Return each line that holds the word "Cumulative".

(Stored data)
━━━━━━

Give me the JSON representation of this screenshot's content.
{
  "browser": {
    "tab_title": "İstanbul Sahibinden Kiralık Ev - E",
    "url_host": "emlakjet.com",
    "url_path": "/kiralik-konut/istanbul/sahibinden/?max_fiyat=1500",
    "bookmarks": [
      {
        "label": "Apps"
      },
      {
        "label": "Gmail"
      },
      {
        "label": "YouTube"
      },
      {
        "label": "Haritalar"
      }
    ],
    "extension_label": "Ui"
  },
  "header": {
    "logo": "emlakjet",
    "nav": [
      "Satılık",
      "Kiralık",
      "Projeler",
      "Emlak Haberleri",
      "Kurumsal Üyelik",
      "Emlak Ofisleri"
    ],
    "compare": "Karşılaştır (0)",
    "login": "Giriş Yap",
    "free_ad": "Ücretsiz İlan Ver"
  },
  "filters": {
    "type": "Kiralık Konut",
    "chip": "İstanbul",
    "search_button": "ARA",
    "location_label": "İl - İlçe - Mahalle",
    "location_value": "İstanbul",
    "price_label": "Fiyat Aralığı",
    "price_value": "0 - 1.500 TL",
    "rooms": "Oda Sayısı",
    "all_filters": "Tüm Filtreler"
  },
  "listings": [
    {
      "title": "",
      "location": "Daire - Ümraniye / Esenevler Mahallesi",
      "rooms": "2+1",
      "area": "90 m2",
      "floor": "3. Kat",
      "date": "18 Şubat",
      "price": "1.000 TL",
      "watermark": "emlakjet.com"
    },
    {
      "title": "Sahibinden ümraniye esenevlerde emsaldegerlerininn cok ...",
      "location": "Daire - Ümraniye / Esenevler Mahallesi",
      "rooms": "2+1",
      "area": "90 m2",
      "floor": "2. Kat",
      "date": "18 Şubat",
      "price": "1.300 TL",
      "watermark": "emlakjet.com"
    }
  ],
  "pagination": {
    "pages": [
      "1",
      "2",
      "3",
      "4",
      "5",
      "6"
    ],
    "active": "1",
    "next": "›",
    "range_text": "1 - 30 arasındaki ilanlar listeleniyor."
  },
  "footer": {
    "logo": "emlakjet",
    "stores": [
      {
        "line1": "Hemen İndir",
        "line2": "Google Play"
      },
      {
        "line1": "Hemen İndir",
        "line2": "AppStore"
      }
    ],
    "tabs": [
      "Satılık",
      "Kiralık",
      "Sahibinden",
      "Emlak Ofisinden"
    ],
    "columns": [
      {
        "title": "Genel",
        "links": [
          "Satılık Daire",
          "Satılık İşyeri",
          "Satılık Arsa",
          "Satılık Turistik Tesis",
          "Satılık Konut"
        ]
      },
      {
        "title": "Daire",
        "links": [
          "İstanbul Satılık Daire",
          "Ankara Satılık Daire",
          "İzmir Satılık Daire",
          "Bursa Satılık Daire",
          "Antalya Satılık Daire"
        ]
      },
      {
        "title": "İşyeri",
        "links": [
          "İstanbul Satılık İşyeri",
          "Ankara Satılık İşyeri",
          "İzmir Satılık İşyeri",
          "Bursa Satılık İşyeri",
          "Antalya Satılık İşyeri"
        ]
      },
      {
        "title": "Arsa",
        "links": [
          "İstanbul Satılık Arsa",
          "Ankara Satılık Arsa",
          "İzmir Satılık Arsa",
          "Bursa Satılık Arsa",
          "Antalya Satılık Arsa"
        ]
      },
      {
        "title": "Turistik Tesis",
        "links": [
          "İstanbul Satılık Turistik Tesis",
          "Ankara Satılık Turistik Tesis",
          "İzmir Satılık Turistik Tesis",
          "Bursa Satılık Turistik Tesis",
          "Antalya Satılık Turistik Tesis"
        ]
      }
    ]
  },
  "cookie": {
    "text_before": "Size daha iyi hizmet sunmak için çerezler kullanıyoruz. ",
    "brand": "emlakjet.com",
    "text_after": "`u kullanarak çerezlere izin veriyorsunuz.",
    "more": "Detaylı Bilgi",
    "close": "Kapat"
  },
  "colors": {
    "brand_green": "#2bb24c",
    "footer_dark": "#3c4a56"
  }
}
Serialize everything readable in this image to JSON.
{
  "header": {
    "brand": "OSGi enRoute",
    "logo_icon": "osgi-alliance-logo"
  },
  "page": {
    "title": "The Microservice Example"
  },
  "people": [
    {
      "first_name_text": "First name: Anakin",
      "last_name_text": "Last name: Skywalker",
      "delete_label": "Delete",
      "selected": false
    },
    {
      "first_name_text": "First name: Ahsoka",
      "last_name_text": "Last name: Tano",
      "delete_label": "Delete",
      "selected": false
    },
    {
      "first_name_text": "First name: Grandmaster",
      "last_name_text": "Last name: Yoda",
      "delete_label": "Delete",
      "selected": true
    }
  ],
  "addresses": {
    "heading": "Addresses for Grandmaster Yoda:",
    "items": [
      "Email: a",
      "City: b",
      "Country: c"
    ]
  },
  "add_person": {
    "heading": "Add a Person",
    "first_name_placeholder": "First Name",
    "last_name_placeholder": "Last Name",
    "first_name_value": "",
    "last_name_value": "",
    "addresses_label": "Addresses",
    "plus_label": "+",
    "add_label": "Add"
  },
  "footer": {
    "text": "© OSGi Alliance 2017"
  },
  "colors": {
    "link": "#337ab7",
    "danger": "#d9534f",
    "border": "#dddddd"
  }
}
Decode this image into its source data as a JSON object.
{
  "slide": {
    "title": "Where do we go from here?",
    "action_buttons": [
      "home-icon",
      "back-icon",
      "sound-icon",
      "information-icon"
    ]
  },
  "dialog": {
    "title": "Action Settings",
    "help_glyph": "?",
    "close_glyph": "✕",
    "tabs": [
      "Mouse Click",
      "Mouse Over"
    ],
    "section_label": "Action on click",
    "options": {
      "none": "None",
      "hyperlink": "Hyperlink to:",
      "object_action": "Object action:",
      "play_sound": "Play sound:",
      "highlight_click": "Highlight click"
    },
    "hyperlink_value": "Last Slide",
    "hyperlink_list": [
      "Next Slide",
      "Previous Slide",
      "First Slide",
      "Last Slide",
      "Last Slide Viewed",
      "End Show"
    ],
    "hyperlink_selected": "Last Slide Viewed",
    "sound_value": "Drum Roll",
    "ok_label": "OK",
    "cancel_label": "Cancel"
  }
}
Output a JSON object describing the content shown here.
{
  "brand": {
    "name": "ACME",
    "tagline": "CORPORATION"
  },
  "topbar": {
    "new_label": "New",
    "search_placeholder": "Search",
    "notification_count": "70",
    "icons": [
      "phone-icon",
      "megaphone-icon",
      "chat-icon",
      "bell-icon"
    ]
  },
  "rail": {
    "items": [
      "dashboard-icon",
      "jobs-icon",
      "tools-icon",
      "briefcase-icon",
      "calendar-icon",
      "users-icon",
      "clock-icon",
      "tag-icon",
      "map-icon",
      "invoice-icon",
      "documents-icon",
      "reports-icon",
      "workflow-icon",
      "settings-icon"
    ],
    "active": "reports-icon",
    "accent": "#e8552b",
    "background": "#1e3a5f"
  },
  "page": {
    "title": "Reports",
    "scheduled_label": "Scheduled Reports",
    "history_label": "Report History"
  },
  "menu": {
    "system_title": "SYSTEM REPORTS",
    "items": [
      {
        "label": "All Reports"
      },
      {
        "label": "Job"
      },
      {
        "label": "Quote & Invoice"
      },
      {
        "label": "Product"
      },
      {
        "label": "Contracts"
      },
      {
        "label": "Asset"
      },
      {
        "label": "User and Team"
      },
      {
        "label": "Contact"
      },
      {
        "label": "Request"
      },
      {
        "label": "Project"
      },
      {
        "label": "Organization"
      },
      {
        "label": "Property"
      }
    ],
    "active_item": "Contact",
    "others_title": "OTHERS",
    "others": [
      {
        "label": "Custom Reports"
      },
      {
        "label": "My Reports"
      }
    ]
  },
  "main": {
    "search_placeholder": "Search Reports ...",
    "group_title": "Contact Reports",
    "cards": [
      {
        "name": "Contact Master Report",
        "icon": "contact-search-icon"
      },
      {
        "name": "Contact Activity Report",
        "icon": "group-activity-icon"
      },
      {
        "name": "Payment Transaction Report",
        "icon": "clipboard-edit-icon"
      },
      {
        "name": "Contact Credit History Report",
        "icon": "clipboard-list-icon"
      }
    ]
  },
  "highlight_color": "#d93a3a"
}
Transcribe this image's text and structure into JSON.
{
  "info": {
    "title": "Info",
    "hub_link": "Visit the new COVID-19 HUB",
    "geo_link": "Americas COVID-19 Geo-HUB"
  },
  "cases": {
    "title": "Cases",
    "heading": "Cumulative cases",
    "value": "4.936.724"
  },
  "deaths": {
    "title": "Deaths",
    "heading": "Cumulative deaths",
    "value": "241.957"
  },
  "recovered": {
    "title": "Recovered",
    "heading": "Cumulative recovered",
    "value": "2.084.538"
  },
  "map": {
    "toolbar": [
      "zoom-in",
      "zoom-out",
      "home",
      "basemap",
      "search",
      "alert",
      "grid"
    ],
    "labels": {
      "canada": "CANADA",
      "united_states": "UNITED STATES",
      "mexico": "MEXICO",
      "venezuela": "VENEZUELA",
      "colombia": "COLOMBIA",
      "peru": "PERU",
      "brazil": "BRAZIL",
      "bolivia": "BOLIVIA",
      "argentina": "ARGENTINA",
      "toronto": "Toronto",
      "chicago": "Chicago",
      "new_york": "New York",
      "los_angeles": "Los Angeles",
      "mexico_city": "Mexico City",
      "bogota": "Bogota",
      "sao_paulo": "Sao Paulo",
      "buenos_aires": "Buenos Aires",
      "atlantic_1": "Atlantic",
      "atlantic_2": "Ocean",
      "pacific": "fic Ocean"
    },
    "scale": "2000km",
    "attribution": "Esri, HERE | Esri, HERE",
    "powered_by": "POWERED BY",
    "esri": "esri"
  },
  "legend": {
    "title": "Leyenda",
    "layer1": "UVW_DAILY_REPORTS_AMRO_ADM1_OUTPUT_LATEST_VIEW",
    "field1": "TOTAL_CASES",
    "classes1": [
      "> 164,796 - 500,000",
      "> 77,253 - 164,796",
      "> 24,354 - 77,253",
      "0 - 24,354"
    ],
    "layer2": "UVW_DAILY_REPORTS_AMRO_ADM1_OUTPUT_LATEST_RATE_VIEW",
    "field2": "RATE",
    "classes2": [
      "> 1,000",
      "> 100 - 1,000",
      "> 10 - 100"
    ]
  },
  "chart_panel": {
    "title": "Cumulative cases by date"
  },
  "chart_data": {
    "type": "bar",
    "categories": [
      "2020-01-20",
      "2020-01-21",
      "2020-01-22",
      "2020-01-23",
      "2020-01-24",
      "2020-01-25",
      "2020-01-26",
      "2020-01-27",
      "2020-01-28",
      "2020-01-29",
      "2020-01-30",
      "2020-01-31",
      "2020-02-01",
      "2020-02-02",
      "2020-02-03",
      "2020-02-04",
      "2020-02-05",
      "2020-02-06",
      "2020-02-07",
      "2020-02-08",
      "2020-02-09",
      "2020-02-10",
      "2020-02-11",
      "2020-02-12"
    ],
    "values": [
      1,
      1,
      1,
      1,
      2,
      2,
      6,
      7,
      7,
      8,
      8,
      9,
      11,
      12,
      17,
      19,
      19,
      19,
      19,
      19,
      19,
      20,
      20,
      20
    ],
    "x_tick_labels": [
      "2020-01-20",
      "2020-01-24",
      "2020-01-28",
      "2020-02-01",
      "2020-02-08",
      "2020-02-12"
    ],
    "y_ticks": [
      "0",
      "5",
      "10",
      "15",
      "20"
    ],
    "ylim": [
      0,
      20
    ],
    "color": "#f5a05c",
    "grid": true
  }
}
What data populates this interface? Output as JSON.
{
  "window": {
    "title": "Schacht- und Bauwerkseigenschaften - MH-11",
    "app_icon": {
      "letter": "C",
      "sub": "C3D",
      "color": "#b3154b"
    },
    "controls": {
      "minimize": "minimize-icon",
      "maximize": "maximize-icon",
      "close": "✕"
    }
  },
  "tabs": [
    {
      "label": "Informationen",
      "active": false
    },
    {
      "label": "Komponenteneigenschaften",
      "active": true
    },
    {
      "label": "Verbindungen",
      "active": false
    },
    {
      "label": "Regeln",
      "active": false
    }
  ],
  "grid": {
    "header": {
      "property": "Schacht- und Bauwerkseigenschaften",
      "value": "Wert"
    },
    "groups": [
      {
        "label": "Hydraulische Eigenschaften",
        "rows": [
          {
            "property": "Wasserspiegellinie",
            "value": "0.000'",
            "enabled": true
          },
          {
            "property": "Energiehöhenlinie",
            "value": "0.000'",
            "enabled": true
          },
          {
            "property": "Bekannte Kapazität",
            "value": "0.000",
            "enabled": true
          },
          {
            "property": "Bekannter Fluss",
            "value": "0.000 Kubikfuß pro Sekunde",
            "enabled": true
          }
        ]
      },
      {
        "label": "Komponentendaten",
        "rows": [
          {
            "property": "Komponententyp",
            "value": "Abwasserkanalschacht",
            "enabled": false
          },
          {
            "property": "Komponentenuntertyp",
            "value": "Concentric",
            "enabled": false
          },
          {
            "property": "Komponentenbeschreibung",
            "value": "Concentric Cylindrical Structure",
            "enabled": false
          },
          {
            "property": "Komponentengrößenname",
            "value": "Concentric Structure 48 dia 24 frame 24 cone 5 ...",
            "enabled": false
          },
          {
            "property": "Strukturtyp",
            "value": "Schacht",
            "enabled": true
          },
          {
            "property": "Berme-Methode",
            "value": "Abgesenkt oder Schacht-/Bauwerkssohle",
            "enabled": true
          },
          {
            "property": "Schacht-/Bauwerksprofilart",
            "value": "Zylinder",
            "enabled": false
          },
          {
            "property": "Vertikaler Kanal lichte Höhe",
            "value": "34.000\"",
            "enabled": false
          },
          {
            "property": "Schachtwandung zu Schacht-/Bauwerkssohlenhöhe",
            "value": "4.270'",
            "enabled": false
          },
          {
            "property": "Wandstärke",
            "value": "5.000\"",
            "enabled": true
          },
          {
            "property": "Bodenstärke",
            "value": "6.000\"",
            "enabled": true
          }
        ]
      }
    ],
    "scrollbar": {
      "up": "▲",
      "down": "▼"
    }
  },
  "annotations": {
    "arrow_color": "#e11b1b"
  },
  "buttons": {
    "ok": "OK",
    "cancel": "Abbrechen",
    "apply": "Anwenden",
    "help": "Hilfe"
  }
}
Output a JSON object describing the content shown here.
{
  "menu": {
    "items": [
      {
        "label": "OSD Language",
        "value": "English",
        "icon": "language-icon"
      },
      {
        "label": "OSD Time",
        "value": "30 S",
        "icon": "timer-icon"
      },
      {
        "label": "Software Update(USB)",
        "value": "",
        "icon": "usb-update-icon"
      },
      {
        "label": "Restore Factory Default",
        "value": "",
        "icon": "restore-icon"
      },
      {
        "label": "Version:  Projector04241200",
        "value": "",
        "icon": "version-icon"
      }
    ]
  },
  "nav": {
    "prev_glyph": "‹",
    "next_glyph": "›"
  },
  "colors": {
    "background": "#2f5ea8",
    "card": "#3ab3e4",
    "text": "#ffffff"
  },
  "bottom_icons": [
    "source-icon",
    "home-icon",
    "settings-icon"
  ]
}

━━━━━━

- **Final result**
    "heading": "Cumulative cases",
    "heading": "Cumulative deaths",
    "heading": "Cumulative recovered",
    "title": "Cumulative cases by date"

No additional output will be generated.